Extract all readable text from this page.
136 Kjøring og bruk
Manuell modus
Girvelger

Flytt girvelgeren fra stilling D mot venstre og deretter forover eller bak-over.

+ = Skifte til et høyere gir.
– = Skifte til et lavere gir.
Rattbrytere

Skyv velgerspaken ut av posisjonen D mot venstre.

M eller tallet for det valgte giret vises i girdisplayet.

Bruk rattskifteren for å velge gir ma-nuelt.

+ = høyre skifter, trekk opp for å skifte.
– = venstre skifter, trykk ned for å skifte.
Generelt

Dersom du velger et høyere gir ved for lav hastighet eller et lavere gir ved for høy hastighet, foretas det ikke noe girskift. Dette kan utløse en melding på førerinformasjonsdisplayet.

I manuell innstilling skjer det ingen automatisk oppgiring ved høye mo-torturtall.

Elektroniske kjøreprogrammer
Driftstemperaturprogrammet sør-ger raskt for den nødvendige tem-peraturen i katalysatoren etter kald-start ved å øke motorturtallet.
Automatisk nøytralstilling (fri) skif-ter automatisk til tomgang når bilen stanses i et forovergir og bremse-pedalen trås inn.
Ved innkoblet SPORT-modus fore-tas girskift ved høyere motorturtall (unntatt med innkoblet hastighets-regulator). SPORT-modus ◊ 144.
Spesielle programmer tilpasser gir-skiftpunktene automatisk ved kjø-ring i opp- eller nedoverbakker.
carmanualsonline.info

What the exercise asks -
Copy every record above exactly as it appears.

Written response -
Extract all readable text from this page.
136 Kjøring og bruk
Manuell modus
Girvelger

Flytt girvelgeren fra stilling D mot venstre og deretter forover eller bak-over.

+ = Skifte til et høyere gir.
– = Skifte til et lavere gir.
Rattbrytere

Skyv velgerspaken ut av posisjonen D mot venstre.

M eller tallet for det valgte giret vises i girdisplayet.

Bruk rattskifteren for å velge gir ma-nuelt.

+ = høyre skifter, trekk opp for å skifte.
– = venstre skifter, trykk ned for å skifte.
Generelt

Dersom du velger et høyere gir ved for lav hastighet eller et lavere gir ved for høy hastighet, foretas det ikke noe girskift. Dette kan utløse en melding på førerinformasjonsdisplayet.

I manuell innstilling skjer det ingen automatisk oppgiring ved høye mo-torturtall.

Elektroniske kjøreprogrammer
Driftstemperaturprogrammet sør-ger raskt for den nødvendige tem-peraturen i katalysatoren etter kald-start ved å øke motorturtallet.
Automatisk nøytralstilling (fri) skif-ter automatisk til tomgang når bilen stanses i et forovergir og bremse-pedalen trås inn.
Ved innkoblet SPORT-modus fore-tas girskift ved høyere motorturtall (unntatt med innkoblet hastighets-regulator). SPORT-modus ◊ 144.
Spesielle programmer tilpasser gir-skiftpunktene automatisk ved kjø-ring i opp- eller nedoverbakker.
carmanualsonline.info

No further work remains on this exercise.